Work out how many lines of the listing hold the string "Batch", then answer with that number and nothing else.
»»
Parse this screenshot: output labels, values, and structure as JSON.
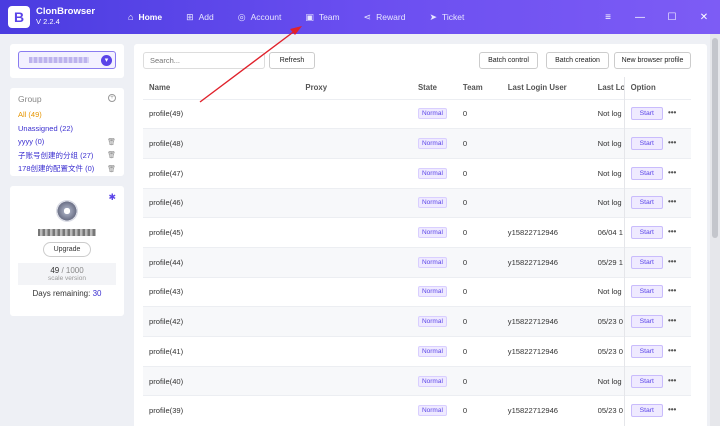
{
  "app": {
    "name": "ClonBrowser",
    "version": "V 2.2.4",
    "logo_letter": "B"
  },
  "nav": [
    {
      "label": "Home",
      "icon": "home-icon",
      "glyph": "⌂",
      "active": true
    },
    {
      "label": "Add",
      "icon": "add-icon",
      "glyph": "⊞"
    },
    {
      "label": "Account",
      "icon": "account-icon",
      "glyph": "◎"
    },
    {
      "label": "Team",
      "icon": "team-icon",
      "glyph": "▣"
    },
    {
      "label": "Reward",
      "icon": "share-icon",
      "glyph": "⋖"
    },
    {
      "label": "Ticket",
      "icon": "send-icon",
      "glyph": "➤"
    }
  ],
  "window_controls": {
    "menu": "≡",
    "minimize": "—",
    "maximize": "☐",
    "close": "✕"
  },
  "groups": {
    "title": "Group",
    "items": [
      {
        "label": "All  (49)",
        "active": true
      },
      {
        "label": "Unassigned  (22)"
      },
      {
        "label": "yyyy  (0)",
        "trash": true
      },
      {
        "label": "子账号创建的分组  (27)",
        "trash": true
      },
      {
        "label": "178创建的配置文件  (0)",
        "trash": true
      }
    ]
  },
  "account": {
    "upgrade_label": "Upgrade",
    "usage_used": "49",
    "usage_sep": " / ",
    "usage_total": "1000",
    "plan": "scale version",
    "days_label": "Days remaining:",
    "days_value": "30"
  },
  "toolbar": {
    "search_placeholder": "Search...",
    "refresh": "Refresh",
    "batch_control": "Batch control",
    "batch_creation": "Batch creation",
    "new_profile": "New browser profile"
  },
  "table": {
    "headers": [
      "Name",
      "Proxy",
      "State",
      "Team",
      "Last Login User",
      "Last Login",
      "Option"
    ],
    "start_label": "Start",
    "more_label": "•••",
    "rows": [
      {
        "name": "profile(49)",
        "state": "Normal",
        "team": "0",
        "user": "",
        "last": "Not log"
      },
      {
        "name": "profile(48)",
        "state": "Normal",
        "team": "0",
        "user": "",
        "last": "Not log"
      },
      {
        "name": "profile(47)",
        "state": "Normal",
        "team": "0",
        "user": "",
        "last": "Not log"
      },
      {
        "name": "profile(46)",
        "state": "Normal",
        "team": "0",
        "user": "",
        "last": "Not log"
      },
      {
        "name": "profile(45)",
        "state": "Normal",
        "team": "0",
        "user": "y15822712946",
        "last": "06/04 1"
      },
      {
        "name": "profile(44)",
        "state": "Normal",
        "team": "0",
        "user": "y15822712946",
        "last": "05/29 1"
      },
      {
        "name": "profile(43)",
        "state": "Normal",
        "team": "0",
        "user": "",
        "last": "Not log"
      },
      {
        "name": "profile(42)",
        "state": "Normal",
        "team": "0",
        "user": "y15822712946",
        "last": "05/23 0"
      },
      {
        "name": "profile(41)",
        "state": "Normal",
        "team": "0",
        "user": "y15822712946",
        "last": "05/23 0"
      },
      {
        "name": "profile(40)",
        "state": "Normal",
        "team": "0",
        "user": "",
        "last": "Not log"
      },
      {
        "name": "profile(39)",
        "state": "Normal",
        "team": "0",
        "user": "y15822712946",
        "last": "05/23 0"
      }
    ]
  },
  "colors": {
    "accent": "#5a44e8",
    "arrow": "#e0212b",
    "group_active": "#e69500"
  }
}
««
COMPLETE OUTPUT -> 2